What to produce:
Copy out all lines with the word "name" in them.

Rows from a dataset
☆ ☆ ☆

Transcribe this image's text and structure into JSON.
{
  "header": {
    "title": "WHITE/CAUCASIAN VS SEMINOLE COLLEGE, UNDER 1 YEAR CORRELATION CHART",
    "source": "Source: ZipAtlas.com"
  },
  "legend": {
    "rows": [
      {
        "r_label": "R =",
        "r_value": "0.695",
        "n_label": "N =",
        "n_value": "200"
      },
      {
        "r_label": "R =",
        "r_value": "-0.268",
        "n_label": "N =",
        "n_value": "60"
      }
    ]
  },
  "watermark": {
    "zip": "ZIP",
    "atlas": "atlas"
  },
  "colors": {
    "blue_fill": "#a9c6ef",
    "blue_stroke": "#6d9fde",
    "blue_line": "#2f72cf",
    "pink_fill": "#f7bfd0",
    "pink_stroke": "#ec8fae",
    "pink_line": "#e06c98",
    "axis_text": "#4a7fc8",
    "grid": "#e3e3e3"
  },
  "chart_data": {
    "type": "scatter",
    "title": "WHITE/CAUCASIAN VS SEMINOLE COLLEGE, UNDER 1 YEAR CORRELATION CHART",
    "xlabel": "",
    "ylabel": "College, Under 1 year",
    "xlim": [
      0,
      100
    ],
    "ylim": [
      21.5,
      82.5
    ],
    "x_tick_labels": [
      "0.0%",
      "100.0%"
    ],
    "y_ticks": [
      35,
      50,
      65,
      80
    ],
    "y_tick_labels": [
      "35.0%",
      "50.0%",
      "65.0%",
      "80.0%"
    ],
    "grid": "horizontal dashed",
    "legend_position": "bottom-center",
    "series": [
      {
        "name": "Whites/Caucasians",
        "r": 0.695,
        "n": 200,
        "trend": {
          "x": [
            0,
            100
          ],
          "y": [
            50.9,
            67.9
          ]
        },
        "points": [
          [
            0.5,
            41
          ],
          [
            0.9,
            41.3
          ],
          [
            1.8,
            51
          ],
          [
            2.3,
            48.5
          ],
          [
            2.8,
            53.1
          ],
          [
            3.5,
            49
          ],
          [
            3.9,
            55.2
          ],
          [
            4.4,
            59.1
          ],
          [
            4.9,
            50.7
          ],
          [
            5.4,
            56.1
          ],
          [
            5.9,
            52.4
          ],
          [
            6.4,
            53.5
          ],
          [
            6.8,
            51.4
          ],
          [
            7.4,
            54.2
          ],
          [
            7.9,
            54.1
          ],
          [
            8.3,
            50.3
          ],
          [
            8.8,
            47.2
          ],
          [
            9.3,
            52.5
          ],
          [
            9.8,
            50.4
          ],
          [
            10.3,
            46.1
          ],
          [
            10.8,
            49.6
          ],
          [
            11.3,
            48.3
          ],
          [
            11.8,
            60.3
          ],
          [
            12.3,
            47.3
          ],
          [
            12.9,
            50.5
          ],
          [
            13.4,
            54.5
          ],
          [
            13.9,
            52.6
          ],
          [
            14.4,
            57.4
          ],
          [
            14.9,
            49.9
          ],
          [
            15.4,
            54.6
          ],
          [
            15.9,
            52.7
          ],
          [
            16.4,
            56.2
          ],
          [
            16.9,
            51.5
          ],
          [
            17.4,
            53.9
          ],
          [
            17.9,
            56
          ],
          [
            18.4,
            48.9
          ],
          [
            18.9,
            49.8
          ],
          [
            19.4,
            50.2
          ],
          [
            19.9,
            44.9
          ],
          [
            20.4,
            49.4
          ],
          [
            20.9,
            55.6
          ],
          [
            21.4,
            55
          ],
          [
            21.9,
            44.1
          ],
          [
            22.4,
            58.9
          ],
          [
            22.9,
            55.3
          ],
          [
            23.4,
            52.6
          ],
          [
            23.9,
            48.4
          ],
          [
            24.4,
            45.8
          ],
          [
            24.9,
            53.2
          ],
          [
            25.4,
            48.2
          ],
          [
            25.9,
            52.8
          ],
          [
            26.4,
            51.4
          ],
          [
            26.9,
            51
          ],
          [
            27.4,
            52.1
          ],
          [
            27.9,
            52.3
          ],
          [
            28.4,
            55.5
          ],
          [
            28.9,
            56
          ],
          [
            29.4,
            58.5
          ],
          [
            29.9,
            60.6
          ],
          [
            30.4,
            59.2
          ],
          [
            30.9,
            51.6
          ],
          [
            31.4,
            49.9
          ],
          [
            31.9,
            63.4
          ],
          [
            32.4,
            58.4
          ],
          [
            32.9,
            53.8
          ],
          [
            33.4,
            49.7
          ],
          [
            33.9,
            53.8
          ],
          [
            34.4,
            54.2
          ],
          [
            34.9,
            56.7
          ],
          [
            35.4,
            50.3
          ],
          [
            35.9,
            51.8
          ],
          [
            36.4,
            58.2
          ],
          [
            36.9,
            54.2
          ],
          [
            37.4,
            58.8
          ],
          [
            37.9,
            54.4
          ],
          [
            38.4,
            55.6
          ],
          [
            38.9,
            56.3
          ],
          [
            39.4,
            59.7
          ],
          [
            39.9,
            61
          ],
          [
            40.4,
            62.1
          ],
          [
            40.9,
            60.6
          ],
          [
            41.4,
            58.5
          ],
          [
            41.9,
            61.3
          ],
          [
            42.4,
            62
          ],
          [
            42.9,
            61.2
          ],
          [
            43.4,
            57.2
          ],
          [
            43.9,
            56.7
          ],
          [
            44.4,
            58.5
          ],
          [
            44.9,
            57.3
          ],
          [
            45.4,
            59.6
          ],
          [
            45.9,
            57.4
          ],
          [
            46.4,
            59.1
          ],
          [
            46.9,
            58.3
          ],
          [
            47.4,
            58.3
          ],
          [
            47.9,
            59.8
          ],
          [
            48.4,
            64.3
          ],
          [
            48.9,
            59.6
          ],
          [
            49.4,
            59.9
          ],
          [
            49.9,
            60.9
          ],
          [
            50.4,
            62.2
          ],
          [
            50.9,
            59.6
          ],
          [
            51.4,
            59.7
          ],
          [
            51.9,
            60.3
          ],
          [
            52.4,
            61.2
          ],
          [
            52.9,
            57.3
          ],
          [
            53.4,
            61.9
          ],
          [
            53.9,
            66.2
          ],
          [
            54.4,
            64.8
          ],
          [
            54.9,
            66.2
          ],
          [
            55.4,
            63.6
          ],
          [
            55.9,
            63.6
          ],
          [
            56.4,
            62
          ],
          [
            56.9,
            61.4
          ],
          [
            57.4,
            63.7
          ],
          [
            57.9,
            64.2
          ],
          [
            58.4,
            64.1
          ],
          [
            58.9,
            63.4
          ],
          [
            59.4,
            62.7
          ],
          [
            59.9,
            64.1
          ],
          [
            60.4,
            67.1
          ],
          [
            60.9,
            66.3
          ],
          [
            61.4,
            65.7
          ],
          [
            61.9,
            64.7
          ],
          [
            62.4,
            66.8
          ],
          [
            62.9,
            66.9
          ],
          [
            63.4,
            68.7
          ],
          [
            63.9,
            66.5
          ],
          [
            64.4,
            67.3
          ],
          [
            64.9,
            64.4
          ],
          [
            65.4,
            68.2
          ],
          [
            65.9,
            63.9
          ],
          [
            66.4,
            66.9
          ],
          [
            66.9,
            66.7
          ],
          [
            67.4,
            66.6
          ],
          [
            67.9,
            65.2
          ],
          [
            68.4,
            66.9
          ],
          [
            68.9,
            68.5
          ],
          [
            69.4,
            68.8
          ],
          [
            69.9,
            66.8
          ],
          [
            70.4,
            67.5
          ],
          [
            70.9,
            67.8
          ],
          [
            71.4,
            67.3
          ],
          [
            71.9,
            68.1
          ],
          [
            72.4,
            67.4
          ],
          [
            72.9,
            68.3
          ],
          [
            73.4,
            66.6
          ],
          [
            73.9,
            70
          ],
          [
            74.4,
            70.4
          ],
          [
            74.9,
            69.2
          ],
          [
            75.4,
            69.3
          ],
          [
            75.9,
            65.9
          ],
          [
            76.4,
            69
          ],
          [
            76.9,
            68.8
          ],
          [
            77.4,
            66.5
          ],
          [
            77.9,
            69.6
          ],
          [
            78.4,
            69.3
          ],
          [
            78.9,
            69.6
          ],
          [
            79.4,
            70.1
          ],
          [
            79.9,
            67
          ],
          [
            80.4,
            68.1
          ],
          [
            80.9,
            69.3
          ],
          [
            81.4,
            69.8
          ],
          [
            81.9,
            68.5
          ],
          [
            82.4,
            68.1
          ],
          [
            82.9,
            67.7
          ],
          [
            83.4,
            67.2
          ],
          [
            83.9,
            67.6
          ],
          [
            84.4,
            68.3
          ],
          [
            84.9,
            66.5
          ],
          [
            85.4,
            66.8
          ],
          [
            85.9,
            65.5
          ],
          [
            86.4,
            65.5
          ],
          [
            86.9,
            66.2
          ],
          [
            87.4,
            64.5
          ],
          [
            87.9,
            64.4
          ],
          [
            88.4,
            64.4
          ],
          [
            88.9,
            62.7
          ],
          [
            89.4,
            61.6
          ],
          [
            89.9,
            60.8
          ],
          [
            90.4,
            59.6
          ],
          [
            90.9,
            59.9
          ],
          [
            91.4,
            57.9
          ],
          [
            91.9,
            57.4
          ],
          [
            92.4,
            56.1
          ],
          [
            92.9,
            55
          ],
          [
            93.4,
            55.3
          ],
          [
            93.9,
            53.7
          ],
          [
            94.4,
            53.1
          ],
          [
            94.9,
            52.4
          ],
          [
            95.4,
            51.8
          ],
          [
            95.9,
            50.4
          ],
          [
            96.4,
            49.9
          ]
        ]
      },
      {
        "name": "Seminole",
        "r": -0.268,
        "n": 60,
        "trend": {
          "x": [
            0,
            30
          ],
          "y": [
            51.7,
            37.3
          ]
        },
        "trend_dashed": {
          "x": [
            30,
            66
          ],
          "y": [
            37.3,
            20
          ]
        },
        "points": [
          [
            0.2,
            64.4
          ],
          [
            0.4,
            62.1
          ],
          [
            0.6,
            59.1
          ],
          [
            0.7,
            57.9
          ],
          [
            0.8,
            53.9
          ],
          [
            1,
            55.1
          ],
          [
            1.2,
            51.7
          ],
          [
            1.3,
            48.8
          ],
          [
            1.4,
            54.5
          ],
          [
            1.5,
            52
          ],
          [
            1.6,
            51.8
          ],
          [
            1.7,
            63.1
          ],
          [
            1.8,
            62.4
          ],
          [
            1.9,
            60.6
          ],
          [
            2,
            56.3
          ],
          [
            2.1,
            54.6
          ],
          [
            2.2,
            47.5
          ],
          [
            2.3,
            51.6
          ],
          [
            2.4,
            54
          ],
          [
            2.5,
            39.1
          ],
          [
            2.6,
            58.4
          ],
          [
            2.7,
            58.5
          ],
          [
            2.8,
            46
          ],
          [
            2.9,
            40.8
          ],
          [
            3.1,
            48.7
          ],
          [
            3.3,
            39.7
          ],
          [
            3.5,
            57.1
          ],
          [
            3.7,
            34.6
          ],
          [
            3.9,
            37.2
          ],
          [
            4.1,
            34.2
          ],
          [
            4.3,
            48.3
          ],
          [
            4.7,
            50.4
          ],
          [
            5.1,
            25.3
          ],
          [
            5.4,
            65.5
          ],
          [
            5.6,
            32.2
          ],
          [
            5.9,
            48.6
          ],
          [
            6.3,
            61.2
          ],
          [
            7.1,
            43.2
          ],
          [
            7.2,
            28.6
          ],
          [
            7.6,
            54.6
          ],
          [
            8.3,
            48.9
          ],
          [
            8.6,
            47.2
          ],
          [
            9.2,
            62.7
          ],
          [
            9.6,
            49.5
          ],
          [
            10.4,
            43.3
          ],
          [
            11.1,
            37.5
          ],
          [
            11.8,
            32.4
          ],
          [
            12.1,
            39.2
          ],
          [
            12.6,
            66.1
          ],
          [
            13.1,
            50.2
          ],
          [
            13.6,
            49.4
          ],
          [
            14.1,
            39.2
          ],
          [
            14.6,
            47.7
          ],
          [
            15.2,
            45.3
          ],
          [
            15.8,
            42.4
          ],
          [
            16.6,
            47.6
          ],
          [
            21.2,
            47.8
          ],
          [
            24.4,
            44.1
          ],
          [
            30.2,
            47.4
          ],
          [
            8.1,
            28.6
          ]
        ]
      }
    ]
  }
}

☆ ☆ ☆

Written response:
        "name": "Whites/Caucasians",
        "name": "Seminole",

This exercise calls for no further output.